Start Data for processing
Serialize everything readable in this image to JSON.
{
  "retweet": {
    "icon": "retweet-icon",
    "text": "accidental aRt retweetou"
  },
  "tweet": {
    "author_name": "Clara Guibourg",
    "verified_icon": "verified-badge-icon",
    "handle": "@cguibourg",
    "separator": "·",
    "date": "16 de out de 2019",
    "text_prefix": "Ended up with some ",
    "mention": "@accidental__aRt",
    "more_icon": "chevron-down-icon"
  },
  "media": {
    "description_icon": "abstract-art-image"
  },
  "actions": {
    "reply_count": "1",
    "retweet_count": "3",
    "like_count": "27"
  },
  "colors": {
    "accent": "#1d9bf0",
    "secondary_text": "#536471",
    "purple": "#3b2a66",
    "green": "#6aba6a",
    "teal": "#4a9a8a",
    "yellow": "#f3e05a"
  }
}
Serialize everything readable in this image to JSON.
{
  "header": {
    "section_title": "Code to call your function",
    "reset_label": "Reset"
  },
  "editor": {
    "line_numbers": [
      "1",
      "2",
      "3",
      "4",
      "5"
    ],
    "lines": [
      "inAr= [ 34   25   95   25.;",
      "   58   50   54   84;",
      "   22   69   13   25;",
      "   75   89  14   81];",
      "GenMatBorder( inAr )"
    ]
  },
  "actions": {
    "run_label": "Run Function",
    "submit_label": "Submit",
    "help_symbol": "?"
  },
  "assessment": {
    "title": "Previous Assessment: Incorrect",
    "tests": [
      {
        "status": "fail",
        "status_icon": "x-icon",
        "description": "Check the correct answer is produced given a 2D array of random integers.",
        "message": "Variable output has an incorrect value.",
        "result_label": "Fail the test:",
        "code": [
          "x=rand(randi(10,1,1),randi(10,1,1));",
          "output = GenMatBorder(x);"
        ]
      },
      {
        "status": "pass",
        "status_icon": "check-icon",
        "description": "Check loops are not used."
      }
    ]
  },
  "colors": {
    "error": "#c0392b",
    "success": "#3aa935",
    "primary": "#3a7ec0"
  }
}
End Data for processing
> Task to complete
Copy out the full material exactly as it appears.

> Response to this exercise
Serialize everything readable in this image to JSON.
{
  "retweet": {
    "icon": "retweet-icon",
    "text": "accidental aRt retweetou"
  },
  "tweet": {
    "author_name": "Clara Guibourg",
    "verified_icon": "verified-badge-icon",
    "handle": "@cguibourg",
    "separator": "·",
    "date": "16 de out de 2019",
    "text_prefix": "Ended up with some ",
    "mention": "@accidental__aRt",
    "more_icon": "chevron-down-icon"
  },
  "media": {
    "description_icon": "abstract-art-image"
  },
  "actions": {
    "reply_count": "1",
    "retweet_count": "3",
    "like_count": "27"
  },
  "colors": {
    "accent": "#1d9bf0",
    "secondary_text": "#536471",
    "purple": "#3b2a66",
    "green": "#6aba6a",
    "teal": "#4a9a8a",
    "yellow": "#f3e05a"
  }
}
Serialize everything readable in this image to JSON.
{
  "header": {
    "section_title": "Code to call your function",
    "reset_label": "Reset"
  },
  "editor": {
    "line_numbers": [
      "1",
      "2",
      "3",
      "4",
      "5"
    ],
    "lines": [
      "inAr= [ 34   25   95   25.;",
      "   58   50   54   84;",
      "   22   69   13   25;",
      "   75   89  14   81];",
      "GenMatBorder( inAr )"
    ]
  },
  "actions": {
    "run_label": "Run Function",
    "submit_label": "Submit",
    "help_symbol": "?"
  },
  "assessment": {
    "title": "Previous Assessment: Incorrect",
    "tests": [
      {
        "status": "fail",
        "status_icon": "x-icon",
        "description": "Check the correct answer is produced given a 2D array of random integers.",
        "message": "Variable output has an incorrect value.",
        "result_label": "Fail the test:",
        "code": [
          "x=rand(randi(10,1,1),randi(10,1,1));",
          "output = GenMatBorder(x);"
        ]
      },
      {
        "status": "pass",
        "status_icon": "check-icon",
        "description": "Check loops are not used."
      }
    ]
  },
  "colors": {
    "error": "#c0392b",
    "success": "#3aa935",
    "primary": "#3a7ec0"
  }
}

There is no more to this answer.